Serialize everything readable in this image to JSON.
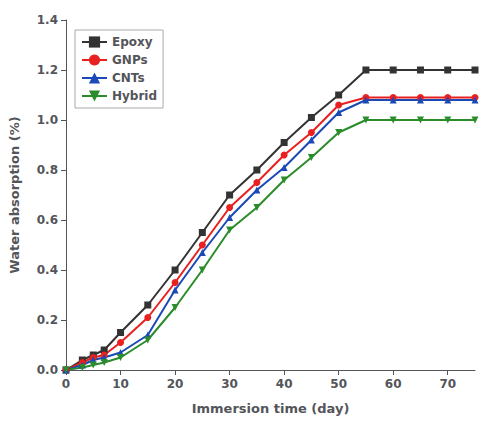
{
  "chart_data": {
    "type": "line",
    "xlabel": "Immersion time (day)",
    "ylabel": "Water absorption (%)",
    "xlim": [
      0,
      75
    ],
    "ylim": [
      0,
      1.4
    ],
    "xticks": [
      0,
      10,
      20,
      30,
      40,
      50,
      60,
      70
    ],
    "yticks": [
      {
        "value": 0,
        "label": "0.0"
      },
      0.2,
      0.4,
      0.6,
      0.8,
      {
        "value": 1,
        "label": "1.0"
      },
      1.2,
      1.4
    ],
    "grid": false,
    "legend": "upper left",
    "x": [
      0,
      3,
      5,
      7,
      10,
      15,
      20,
      25,
      30,
      35,
      40,
      45,
      50,
      55,
      60,
      65,
      70,
      75
    ],
    "series": [
      {
        "name": "Epoxy",
        "color": "#333333",
        "marker": "square",
        "values": [
          0.0,
          0.04,
          0.06,
          0.08,
          0.15,
          0.26,
          0.4,
          0.55,
          0.7,
          0.8,
          0.91,
          1.01,
          1.1,
          1.2,
          1.2,
          1.2,
          1.2,
          1.2
        ]
      },
      {
        "name": "GNPs",
        "color": "#e82020",
        "marker": "circle",
        "values": [
          0.0,
          0.03,
          0.05,
          0.06,
          0.11,
          0.21,
          0.35,
          0.5,
          0.65,
          0.75,
          0.86,
          0.95,
          1.06,
          1.09,
          1.09,
          1.09,
          1.09,
          1.09
        ]
      },
      {
        "name": "CNTs",
        "color": "#1a4ab5",
        "marker": "triangle-up",
        "values": [
          0.0,
          0.02,
          0.04,
          0.05,
          0.07,
          0.14,
          0.32,
          0.47,
          0.61,
          0.72,
          0.81,
          0.92,
          1.03,
          1.08,
          1.08,
          1.08,
          1.08,
          1.08
        ]
      },
      {
        "name": "Hybrid",
        "color": "#2a8c2a",
        "marker": "triangle-down",
        "values": [
          0.0,
          0.01,
          0.02,
          0.03,
          0.05,
          0.12,
          0.25,
          0.4,
          0.56,
          0.65,
          0.76,
          0.85,
          0.95,
          1.0,
          1.0,
          1.0,
          1.0,
          1.0
        ]
      }
    ]
  }
}
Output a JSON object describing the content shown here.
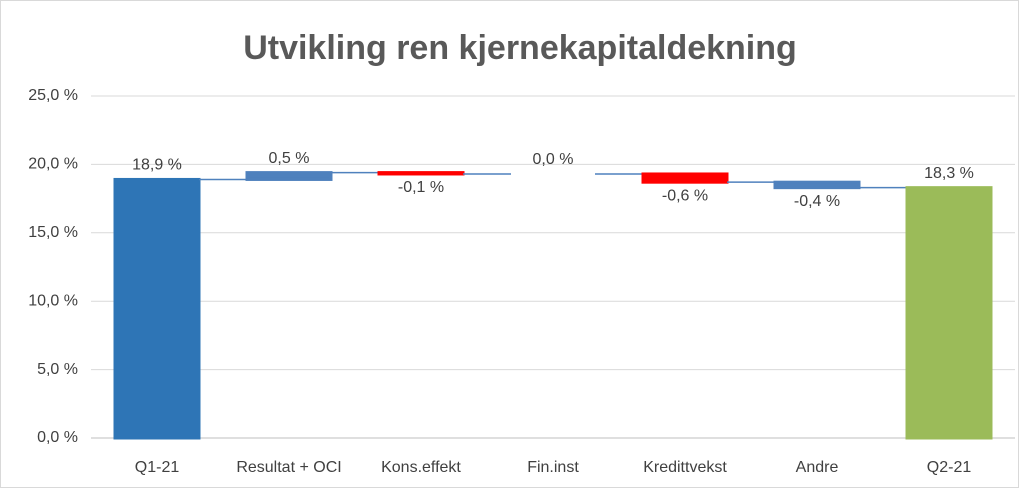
{
  "chart_data": {
    "type": "waterfall",
    "title": "Utvikling ren kjernekapitaldekning",
    "categories": [
      "Q1-21",
      "Resultat + OCI",
      "Kons.effekt",
      "Fin.inst",
      "Kredittvekst",
      "Andre",
      "Q2-21"
    ],
    "values": [
      18.9,
      0.5,
      -0.1,
      0.0,
      -0.6,
      -0.4,
      18.3
    ],
    "value_labels": [
      "18,9 %",
      "0,5 %",
      "-0,1 %",
      "0,0 %",
      "-0,6 %",
      "-0,4 %",
      "18,3 %"
    ],
    "is_total": [
      true,
      false,
      false,
      false,
      false,
      false,
      true
    ],
    "colors": [
      "#2e75b6",
      "#4f81bd",
      "#ff0000",
      "#4f81bd",
      "#ff0000",
      "#4f81bd",
      "#9bbb59"
    ],
    "ylim": [
      0,
      25
    ],
    "yticks": [
      {
        "value": 0,
        "label": "0,0 %"
      },
      {
        "value": 5,
        "label": "5,0 %"
      },
      {
        "value": 10,
        "label": "10,0 %"
      },
      {
        "value": 15,
        "label": "15,0 %"
      },
      {
        "value": 20,
        "label": "20,0 %"
      },
      {
        "value": 25,
        "label": "25,0 %"
      }
    ],
    "grid": true
  }
}
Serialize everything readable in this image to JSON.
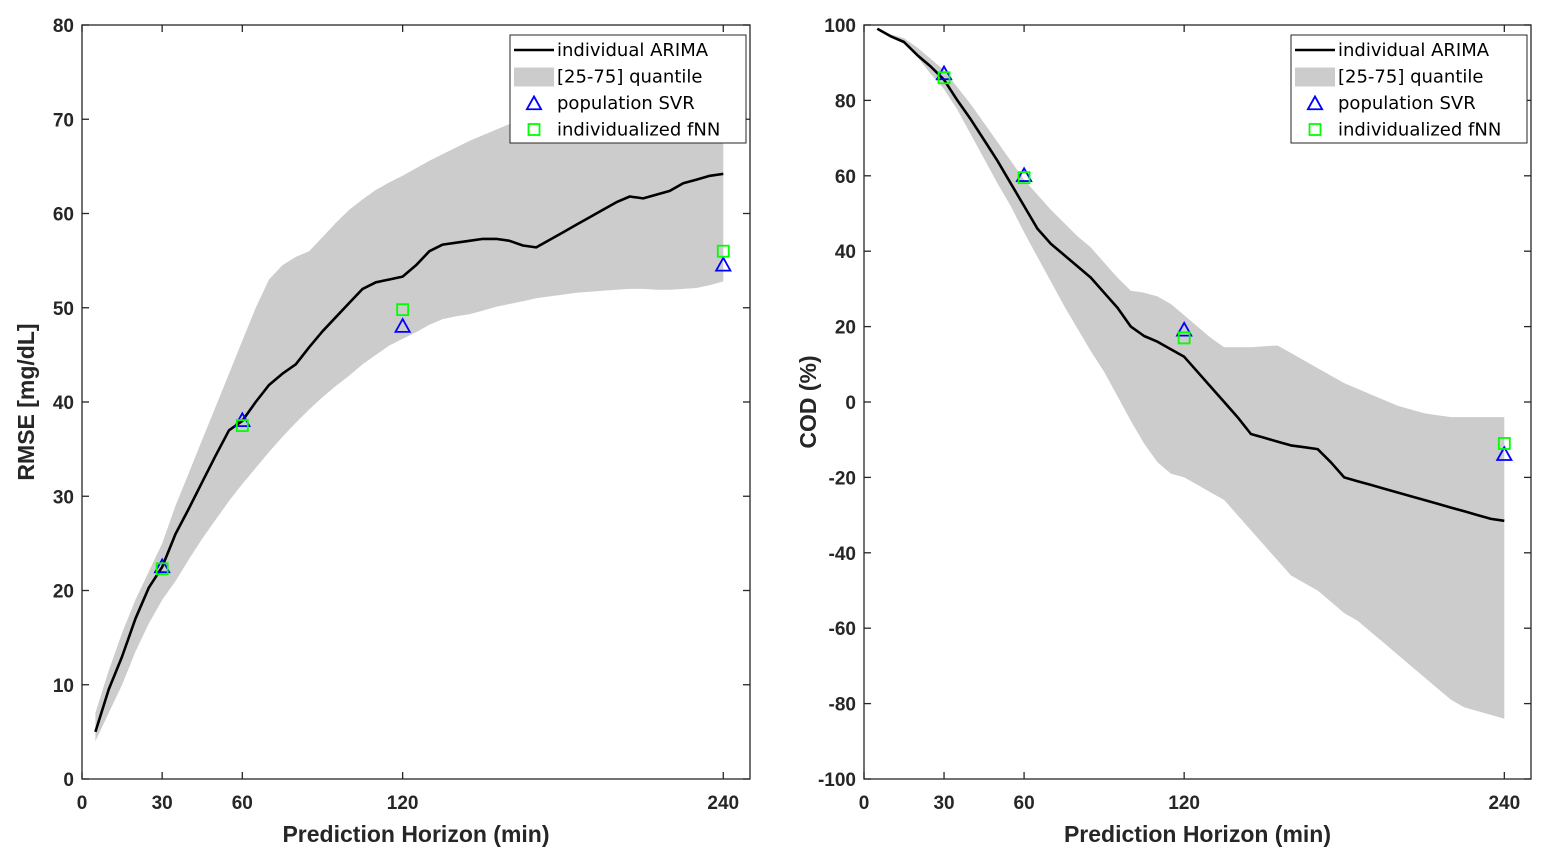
{
  "chart_data": [
    {
      "type": "line",
      "xlabel": "Prediction Horizon (min)",
      "ylabel": "RMSE [mg/dL]",
      "xlim": [
        0,
        250
      ],
      "ylim": [
        0,
        80
      ],
      "xticks": [
        0,
        30,
        60,
        120,
        240
      ],
      "yticks": [
        0,
        10,
        20,
        30,
        40,
        50,
        60,
        70,
        80
      ],
      "legend_position": "top-right",
      "legend": [
        "individual ARIMA",
        "[25-75] quantile",
        "population SVR",
        "individualized fNN"
      ],
      "colors": {
        "line": "#000000",
        "band": "#cccccc",
        "svr": "#0000ff",
        "fnn": "#00ff00"
      },
      "series": [
        {
          "name": "individual ARIMA",
          "kind": "line",
          "x": [
            5,
            10,
            15,
            20,
            25,
            30,
            35,
            40,
            45,
            50,
            55,
            60,
            65,
            70,
            75,
            80,
            85,
            90,
            95,
            100,
            105,
            110,
            115,
            120,
            125,
            130,
            135,
            140,
            145,
            150,
            155,
            160,
            165,
            170,
            175,
            180,
            185,
            190,
            195,
            200,
            205,
            210,
            215,
            220,
            225,
            230,
            235,
            240
          ],
          "y": [
            5,
            9.5,
            13,
            17,
            20.3,
            22.5,
            26,
            28.7,
            31.5,
            34.3,
            37,
            38,
            40,
            41.8,
            43,
            44,
            45.8,
            47.5,
            49,
            50.5,
            52,
            52.7,
            53,
            53.3,
            54.5,
            56,
            56.7,
            56.9,
            57.1,
            57.3,
            57.3,
            57.1,
            56.6,
            56.4,
            57.2,
            58,
            58.8,
            59.6,
            60.4,
            61.2,
            61.8,
            61.6,
            62.0,
            62.4,
            63.2,
            63.6,
            64.0,
            64.2
          ]
        },
        {
          "name": "[25-75] quantile",
          "kind": "band",
          "x": [
            5,
            10,
            15,
            20,
            25,
            30,
            35,
            40,
            45,
            50,
            55,
            60,
            65,
            70,
            75,
            80,
            85,
            90,
            95,
            100,
            105,
            110,
            115,
            120,
            125,
            130,
            135,
            140,
            145,
            150,
            155,
            160,
            165,
            170,
            175,
            180,
            185,
            190,
            195,
            200,
            205,
            210,
            215,
            220,
            225,
            230,
            235,
            240
          ],
          "low": [
            4,
            7,
            10,
            13.5,
            16.5,
            19,
            21,
            23.3,
            25.5,
            27.5,
            29.5,
            31.3,
            33,
            34.7,
            36.3,
            37.8,
            39.2,
            40.5,
            41.7,
            42.8,
            44,
            45,
            46,
            46.7,
            47.4,
            48.2,
            48.8,
            49.1,
            49.3,
            49.7,
            50.1,
            50.4,
            50.7,
            51.0,
            51.2,
            51.4,
            51.6,
            51.7,
            51.8,
            51.9,
            52.0,
            52.0,
            51.9,
            51.9,
            52.0,
            52.1,
            52.4,
            52.8
          ],
          "high": [
            7,
            11.5,
            15.5,
            19,
            22,
            25,
            29,
            32.5,
            36,
            39.5,
            43,
            46.5,
            50,
            53,
            54.5,
            55.4,
            56.0,
            57.5,
            59,
            60.4,
            61.5,
            62.5,
            63.3,
            64,
            64.8,
            65.6,
            66.3,
            67.0,
            67.7,
            68.3,
            68.9,
            69.5,
            70.2,
            71,
            71.5,
            72,
            72.5,
            73,
            73.4,
            73.7,
            74,
            74.2,
            74.3,
            74.4,
            74.5,
            74.5,
            74.5,
            74.5
          ]
        },
        {
          "name": "population SVR",
          "kind": "marker",
          "marker": "triangle",
          "x": [
            30,
            60,
            120,
            240
          ],
          "y": [
            22.5,
            38,
            48,
            54.5
          ]
        },
        {
          "name": "individualized fNN",
          "kind": "marker",
          "marker": "square",
          "x": [
            30,
            60,
            120,
            240
          ],
          "y": [
            22.3,
            37.5,
            49.8,
            56
          ]
        }
      ]
    },
    {
      "type": "line",
      "xlabel": "Prediction Horizon (min)",
      "ylabel": "COD (%)",
      "xlim": [
        0,
        250
      ],
      "ylim": [
        -100,
        100
      ],
      "xticks": [
        0,
        30,
        60,
        120,
        240
      ],
      "yticks": [
        -100,
        -80,
        -60,
        -40,
        -20,
        0,
        20,
        40,
        60,
        80,
        100
      ],
      "legend_position": "top-right",
      "legend": [
        "individual ARIMA",
        "[25-75] quantile",
        "population SVR",
        "individualized fNN"
      ],
      "colors": {
        "line": "#000000",
        "band": "#cccccc",
        "svr": "#0000ff",
        "fnn": "#00ff00"
      },
      "series": [
        {
          "name": "individual ARIMA",
          "kind": "line",
          "x": [
            5,
            10,
            15,
            20,
            25,
            30,
            35,
            40,
            45,
            50,
            55,
            60,
            65,
            70,
            75,
            80,
            85,
            90,
            95,
            100,
            105,
            110,
            115,
            120,
            125,
            130,
            135,
            140,
            145,
            150,
            155,
            160,
            165,
            170,
            175,
            180,
            185,
            190,
            195,
            200,
            205,
            210,
            215,
            220,
            225,
            230,
            235,
            240
          ],
          "y": [
            99,
            97,
            95.5,
            92,
            89,
            85.5,
            80,
            75,
            69.5,
            64,
            58,
            52,
            46,
            42,
            39,
            36,
            33,
            29,
            25,
            20,
            17.5,
            16,
            14,
            12,
            8,
            4,
            0,
            -4,
            -8.5,
            -9.5,
            -10.5,
            -11.5,
            -12,
            -12.5,
            -16,
            -20,
            -21,
            -22,
            -23,
            -24,
            -25,
            -26,
            -27,
            -28,
            -29,
            -30,
            -31,
            -31.5
          ]
        },
        {
          "name": "[25-75] quantile",
          "kind": "band",
          "x": [
            5,
            10,
            15,
            20,
            25,
            30,
            35,
            40,
            45,
            50,
            55,
            60,
            65,
            70,
            75,
            80,
            85,
            90,
            95,
            100,
            105,
            110,
            115,
            120,
            125,
            130,
            135,
            140,
            145,
            150,
            155,
            160,
            165,
            170,
            175,
            180,
            185,
            190,
            195,
            200,
            205,
            210,
            215,
            220,
            225,
            230,
            235,
            240
          ],
          "low": [
            99,
            97,
            95,
            91.5,
            87,
            83,
            77.5,
            71,
            64.5,
            58,
            52,
            45,
            38.5,
            32,
            25.5,
            19.5,
            13.5,
            8,
            1.5,
            -5,
            -11,
            -16,
            -19,
            -20,
            -22,
            -24,
            -26,
            -30,
            -34,
            -38,
            -42,
            -46,
            -48,
            -50,
            -53,
            -56,
            -58,
            -61,
            -64,
            -67,
            -70,
            -73,
            -76,
            -79,
            -81,
            -82,
            -83,
            -84
          ],
          "high": [
            99,
            97.5,
            96.5,
            94,
            91,
            88,
            83.5,
            79,
            74,
            69,
            64,
            59,
            55,
            51,
            47.5,
            44,
            41,
            37,
            33,
            29.5,
            29,
            28,
            26,
            23,
            20,
            17,
            14.5,
            14.5,
            14.5,
            14.8,
            15,
            13,
            11,
            9,
            7,
            5,
            3.5,
            2,
            0.5,
            -1,
            -2,
            -3,
            -3.5,
            -4,
            -4,
            -4,
            -4,
            -4
          ]
        },
        {
          "name": "population SVR",
          "kind": "marker",
          "marker": "triangle",
          "x": [
            30,
            60,
            120,
            240
          ],
          "y": [
            87,
            60,
            19,
            -14
          ]
        },
        {
          "name": "individualized fNN",
          "kind": "marker",
          "marker": "square",
          "x": [
            30,
            60,
            120,
            240
          ],
          "y": [
            86,
            59.5,
            17,
            -11
          ]
        }
      ]
    }
  ]
}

***

## DIRECTION
Point out every line holding the string "ylabel" and copy it.

## RESPONSE
    "ylabel": "Water absorption (%)",
      "ylabel": "RMSE [mg/dL]",
      "ylabel": "COD (%)",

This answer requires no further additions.